SET EXERCISE
Tally the lines holding the word "Overview" and state the count by itself.

--- BEGIN RAW DATA ---

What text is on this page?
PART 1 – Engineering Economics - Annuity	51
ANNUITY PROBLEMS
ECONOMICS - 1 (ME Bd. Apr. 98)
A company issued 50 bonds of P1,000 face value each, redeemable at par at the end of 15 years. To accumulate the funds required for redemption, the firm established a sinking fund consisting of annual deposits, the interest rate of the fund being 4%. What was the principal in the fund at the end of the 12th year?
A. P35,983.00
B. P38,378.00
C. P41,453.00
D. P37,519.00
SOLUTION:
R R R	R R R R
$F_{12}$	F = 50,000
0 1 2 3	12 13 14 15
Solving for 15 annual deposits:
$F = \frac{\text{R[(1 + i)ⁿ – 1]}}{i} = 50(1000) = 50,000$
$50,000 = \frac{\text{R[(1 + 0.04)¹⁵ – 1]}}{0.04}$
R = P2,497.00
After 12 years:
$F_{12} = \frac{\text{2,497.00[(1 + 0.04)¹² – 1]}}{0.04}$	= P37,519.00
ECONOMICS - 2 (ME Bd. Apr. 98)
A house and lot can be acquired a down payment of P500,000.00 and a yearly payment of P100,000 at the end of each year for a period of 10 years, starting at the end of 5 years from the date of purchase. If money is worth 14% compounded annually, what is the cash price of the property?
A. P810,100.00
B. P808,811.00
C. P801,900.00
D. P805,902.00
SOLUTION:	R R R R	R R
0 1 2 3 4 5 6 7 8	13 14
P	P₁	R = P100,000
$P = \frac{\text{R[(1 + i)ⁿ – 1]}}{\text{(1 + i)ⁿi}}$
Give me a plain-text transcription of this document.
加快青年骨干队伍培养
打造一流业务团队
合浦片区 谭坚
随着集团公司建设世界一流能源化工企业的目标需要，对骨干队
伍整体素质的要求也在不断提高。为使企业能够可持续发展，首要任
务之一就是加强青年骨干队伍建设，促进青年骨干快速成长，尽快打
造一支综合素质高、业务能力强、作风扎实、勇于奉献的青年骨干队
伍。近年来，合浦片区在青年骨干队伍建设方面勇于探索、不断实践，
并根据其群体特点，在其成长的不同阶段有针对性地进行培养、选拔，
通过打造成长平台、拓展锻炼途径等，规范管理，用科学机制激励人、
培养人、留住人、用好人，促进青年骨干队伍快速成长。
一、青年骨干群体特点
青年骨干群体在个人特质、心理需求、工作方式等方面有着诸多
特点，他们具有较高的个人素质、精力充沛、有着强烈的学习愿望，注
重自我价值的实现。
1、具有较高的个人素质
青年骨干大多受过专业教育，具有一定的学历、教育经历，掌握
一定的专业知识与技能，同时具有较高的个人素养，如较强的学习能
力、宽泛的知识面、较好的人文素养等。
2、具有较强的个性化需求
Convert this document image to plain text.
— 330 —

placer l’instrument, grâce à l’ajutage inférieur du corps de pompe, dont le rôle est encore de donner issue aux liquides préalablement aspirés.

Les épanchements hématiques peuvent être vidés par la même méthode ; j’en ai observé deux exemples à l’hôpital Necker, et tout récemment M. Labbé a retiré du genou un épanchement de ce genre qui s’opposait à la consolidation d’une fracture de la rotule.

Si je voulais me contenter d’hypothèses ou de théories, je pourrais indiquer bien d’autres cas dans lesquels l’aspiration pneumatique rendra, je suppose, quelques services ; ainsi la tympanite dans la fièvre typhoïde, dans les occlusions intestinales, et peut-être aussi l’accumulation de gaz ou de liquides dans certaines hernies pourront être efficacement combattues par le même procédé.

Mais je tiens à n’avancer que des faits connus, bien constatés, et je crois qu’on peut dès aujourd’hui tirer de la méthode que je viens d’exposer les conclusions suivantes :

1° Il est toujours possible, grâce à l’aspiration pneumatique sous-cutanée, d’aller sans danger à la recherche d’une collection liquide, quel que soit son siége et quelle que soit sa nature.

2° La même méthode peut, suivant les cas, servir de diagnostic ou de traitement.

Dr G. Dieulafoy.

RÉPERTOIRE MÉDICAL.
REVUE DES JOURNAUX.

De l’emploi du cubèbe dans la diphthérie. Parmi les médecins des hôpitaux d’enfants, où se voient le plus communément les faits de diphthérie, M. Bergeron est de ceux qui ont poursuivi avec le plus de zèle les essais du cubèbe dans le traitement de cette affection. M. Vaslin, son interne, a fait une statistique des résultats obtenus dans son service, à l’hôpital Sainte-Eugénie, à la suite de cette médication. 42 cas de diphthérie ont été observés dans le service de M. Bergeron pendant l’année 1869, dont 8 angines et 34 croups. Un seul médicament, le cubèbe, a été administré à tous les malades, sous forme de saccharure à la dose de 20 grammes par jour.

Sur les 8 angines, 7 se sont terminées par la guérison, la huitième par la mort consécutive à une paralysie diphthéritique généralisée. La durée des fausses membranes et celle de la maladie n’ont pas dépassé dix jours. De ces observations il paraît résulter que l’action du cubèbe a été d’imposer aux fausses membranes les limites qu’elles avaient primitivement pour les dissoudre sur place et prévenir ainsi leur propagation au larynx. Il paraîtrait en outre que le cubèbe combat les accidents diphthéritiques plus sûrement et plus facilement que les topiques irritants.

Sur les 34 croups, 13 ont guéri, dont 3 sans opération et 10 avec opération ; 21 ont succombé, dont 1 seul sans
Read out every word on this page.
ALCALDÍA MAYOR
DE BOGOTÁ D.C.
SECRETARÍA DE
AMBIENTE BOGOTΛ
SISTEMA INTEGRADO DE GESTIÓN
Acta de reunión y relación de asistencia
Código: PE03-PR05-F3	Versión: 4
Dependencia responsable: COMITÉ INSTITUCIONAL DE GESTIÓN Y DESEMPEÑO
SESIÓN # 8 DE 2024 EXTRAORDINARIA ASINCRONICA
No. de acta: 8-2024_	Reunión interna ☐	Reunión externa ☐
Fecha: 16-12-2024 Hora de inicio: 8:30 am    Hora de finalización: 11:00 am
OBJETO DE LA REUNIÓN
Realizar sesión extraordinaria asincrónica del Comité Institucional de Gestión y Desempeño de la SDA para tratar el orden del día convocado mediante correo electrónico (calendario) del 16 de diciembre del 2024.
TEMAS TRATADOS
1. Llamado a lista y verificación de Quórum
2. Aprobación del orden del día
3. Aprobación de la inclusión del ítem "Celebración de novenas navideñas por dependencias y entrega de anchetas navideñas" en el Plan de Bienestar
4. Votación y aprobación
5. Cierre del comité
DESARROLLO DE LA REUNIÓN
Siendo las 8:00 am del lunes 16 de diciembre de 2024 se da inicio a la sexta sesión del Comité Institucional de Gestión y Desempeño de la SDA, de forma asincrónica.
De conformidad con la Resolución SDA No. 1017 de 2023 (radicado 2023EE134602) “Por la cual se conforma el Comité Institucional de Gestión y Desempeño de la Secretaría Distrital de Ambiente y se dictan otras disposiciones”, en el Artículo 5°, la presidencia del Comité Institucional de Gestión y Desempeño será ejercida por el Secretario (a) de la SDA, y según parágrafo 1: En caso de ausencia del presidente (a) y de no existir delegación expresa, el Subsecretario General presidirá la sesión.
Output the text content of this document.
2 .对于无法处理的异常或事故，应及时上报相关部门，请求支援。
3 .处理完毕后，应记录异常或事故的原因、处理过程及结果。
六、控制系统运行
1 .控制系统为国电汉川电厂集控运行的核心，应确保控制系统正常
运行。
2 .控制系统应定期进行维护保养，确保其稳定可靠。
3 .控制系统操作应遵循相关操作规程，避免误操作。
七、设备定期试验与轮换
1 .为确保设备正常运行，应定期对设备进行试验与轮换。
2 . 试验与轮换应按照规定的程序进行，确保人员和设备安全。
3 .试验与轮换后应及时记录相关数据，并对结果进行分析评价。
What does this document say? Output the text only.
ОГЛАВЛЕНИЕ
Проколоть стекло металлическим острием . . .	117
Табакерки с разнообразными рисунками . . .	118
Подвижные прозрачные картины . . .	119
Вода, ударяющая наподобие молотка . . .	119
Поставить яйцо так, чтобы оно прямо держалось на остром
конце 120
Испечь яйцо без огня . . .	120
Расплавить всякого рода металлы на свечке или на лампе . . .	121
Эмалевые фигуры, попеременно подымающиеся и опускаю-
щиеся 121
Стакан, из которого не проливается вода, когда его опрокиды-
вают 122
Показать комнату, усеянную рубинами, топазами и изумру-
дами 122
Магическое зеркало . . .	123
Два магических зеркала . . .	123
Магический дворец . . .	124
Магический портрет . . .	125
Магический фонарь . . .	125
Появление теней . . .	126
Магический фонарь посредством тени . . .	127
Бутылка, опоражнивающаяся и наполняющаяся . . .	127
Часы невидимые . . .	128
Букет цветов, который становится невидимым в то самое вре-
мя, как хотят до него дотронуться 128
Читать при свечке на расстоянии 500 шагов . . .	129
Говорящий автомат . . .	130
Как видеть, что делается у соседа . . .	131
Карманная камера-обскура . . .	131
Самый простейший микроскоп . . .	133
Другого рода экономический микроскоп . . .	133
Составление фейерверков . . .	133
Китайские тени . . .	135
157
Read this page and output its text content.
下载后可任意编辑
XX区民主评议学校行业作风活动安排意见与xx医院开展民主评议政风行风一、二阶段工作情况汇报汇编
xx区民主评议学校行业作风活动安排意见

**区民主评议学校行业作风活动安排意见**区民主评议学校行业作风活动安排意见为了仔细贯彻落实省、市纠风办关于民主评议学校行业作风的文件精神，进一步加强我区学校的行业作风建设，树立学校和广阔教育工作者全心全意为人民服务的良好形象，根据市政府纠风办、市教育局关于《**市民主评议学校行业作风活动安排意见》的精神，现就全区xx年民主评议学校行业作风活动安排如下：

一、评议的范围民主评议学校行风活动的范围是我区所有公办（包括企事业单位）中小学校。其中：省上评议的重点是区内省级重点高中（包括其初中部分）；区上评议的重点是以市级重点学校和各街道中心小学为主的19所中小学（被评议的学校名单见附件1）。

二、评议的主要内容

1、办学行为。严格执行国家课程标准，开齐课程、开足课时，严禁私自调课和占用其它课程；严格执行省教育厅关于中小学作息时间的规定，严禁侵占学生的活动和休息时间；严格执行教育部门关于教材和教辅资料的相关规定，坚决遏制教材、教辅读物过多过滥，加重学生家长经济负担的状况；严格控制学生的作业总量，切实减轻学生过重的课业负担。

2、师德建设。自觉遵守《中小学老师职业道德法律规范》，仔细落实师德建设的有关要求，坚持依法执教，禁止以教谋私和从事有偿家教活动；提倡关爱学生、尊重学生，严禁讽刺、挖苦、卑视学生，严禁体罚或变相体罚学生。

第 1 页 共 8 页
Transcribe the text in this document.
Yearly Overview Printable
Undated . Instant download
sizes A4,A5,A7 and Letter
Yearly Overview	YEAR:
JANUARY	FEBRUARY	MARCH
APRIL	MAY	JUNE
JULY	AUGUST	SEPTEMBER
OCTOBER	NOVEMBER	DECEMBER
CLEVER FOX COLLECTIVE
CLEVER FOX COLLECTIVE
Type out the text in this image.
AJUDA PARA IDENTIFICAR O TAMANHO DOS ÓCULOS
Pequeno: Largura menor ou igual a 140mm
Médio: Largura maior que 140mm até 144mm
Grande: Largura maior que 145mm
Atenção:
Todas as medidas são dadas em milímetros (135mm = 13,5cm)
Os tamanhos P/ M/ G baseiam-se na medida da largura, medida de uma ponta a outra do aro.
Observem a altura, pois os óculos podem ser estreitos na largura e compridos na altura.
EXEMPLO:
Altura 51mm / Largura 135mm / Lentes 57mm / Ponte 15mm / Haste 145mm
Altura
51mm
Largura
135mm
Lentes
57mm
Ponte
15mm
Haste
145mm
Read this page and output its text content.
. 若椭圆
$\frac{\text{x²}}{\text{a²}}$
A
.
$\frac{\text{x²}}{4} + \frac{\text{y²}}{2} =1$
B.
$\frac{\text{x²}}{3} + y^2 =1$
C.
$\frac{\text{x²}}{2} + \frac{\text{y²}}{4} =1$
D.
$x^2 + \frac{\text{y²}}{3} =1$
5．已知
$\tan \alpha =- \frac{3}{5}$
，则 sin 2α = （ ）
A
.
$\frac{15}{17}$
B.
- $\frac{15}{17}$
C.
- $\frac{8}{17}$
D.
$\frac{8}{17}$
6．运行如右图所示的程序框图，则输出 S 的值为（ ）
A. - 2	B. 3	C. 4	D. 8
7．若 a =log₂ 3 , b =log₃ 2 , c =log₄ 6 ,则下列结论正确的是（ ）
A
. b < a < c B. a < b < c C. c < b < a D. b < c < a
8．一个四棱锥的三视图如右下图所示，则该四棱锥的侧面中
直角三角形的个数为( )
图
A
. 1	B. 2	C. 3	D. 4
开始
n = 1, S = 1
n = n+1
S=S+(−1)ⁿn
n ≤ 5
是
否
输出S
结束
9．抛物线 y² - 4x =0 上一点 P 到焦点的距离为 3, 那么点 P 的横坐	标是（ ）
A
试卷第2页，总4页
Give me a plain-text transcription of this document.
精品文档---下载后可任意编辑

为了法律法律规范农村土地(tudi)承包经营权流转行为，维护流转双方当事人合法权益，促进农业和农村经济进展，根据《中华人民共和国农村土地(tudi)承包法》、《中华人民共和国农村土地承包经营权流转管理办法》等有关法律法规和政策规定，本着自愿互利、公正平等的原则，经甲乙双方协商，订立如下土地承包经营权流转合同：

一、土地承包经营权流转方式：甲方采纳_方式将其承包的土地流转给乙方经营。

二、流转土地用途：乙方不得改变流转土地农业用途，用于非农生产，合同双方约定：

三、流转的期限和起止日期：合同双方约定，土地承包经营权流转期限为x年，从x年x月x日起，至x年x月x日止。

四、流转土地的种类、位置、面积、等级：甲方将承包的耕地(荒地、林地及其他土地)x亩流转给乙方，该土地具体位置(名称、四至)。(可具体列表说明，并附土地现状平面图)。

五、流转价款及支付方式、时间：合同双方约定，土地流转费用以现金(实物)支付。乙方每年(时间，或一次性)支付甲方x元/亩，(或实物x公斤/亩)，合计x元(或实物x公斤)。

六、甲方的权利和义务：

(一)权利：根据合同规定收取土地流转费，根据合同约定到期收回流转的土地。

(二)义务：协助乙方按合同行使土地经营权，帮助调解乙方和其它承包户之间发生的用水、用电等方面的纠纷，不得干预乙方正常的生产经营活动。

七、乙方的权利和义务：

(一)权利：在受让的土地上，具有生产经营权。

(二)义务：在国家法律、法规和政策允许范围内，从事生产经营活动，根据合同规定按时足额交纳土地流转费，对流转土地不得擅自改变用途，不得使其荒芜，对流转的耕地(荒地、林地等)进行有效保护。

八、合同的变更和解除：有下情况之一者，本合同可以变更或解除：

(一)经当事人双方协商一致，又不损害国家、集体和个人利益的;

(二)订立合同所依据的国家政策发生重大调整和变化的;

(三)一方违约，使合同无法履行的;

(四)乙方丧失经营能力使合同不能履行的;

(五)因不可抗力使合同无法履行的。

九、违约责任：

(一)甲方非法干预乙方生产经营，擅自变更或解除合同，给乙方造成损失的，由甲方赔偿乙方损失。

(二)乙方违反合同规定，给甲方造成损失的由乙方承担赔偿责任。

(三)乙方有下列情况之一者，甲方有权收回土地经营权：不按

--- END RAW DATA ---

WORKED ANSWER
2